### DATASET EXCERPTS
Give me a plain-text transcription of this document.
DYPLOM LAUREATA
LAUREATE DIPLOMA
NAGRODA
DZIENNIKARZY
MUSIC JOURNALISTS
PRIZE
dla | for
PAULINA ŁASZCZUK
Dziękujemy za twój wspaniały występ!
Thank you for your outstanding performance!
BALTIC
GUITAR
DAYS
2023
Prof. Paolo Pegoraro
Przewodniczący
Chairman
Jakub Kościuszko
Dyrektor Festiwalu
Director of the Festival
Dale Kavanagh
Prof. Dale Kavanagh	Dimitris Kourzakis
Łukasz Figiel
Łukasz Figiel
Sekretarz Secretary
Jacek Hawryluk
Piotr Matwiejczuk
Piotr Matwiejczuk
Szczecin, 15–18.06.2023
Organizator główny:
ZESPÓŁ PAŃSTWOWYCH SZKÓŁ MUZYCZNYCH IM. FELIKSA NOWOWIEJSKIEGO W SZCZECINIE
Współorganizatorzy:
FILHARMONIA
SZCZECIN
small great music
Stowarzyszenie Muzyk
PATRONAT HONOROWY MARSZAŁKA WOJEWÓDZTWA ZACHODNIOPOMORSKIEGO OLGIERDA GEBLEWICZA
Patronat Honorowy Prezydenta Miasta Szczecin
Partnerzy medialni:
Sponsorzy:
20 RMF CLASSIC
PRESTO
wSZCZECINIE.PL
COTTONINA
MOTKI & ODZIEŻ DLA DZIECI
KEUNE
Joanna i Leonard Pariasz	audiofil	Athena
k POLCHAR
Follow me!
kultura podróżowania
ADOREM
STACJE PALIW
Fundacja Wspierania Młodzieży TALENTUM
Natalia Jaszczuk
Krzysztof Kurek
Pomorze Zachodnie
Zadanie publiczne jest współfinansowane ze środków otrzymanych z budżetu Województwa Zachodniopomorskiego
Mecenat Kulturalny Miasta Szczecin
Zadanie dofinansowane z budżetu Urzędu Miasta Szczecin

### JOB
Copy every line of the records above that contains "Miasta".

### PROBLEM SOLUTION
Patronat Honorowy Prezydenta Miasta Szczecin
Mecenat Kulturalny Miasta Szczecin
Zadanie dofinansowane z budżetu Urzędu Miasta Szczecin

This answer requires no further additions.